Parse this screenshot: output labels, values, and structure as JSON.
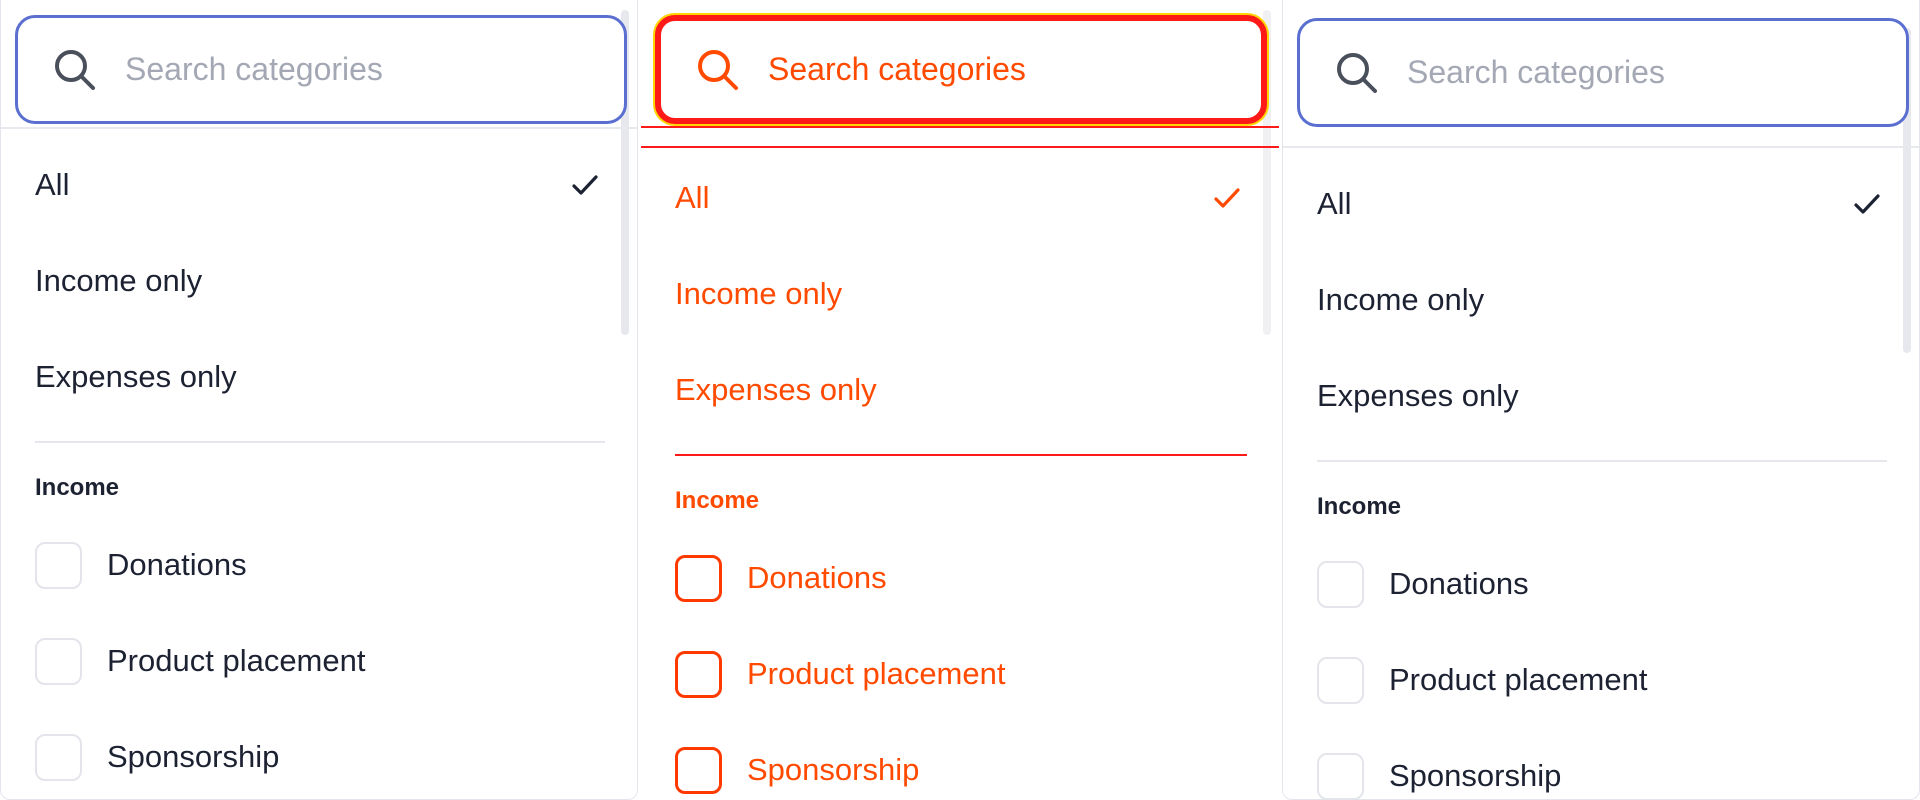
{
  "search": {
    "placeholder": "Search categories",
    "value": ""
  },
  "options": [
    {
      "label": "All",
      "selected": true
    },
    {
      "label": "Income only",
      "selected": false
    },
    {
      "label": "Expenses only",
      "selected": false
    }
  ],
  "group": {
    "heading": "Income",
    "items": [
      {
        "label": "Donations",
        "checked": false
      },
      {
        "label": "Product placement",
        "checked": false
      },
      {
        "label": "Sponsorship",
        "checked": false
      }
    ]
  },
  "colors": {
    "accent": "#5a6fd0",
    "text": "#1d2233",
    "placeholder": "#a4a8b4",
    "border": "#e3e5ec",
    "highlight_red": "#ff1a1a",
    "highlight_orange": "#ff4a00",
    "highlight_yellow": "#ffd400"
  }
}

※ ※ ※

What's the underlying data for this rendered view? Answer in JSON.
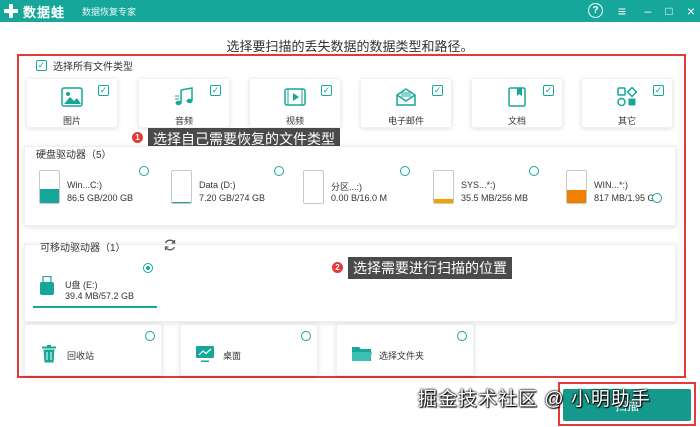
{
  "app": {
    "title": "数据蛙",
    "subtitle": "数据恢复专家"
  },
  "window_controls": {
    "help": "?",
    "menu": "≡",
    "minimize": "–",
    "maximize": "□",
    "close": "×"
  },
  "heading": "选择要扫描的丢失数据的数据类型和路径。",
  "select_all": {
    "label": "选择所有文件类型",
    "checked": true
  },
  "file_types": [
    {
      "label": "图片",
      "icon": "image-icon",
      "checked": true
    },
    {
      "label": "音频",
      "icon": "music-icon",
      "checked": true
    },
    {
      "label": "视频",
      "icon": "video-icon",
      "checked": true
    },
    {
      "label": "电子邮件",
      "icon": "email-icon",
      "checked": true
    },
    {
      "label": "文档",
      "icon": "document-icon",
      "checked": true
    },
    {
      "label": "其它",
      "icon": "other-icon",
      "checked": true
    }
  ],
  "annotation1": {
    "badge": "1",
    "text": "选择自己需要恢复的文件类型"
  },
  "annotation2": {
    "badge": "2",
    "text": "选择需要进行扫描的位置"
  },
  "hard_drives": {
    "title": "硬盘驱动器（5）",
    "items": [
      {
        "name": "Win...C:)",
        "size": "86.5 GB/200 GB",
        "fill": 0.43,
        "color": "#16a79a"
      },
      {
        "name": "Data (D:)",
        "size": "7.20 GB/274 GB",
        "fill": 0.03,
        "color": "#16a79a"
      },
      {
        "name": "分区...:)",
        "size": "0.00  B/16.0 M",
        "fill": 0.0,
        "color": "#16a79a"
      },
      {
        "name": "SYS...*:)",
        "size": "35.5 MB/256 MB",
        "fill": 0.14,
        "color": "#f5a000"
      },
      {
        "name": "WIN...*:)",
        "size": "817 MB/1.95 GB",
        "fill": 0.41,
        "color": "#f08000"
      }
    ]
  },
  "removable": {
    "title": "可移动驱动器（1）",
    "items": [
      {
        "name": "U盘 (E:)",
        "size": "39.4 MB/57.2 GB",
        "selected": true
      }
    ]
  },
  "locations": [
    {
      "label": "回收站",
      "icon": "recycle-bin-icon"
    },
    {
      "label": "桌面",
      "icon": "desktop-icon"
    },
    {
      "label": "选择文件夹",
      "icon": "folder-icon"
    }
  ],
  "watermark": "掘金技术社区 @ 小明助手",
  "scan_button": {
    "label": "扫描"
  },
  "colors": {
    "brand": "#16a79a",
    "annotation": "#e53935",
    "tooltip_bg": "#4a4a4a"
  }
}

※ ※ ※

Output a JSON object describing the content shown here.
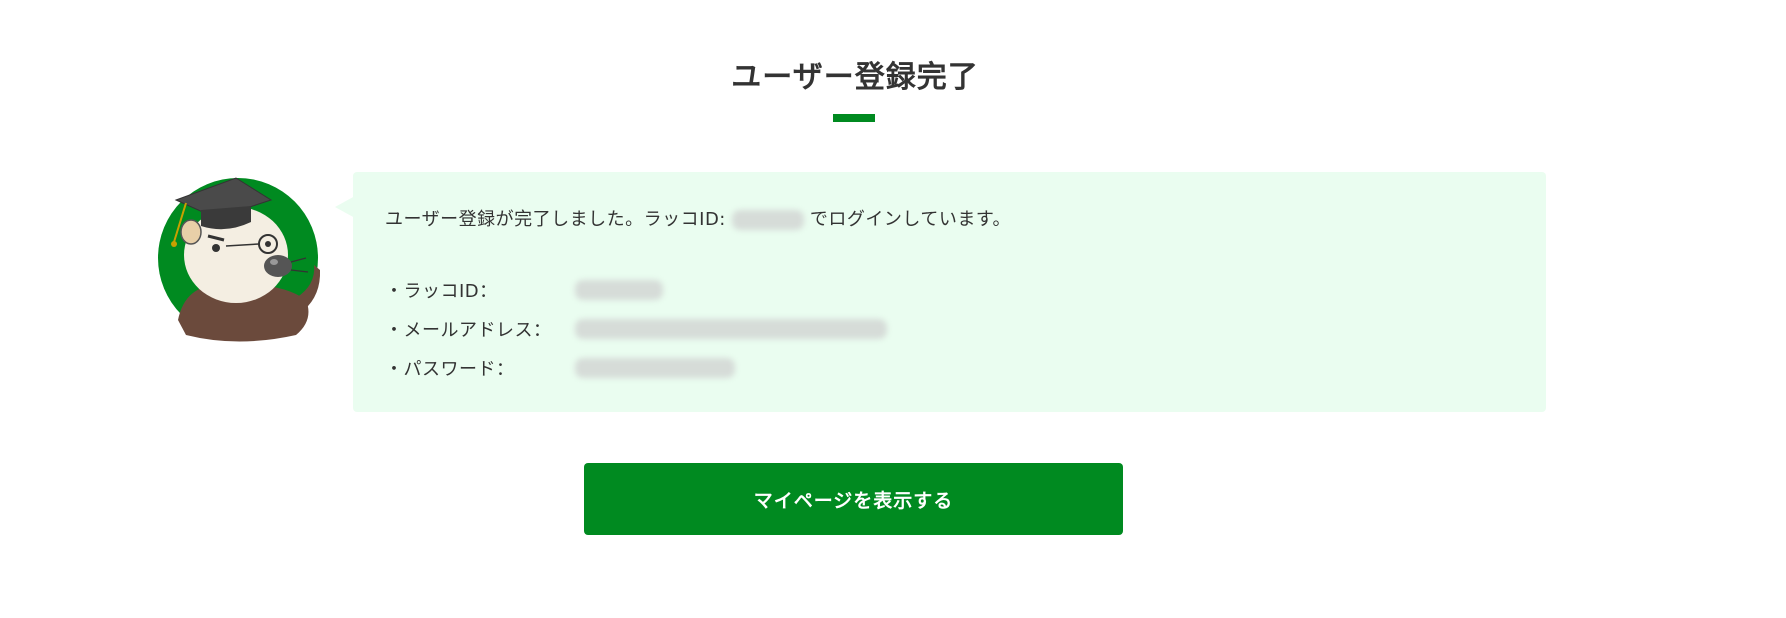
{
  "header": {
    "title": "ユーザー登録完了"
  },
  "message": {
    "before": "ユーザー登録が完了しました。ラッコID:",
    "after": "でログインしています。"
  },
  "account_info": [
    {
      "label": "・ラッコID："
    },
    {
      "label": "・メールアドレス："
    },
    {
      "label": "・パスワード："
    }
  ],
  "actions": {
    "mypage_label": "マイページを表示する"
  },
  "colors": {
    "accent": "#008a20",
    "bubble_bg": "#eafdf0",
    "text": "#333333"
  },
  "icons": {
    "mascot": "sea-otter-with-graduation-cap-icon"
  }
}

※ ※ ※

- TO BE DONE -
Using the records above, gather all lines where the string "fill" is present.

- ANSWER -
        "fill": 0.43,
        "fill": 0.03,
        "fill": 0.0,
        "fill": 0.14,
        "fill": 0.41,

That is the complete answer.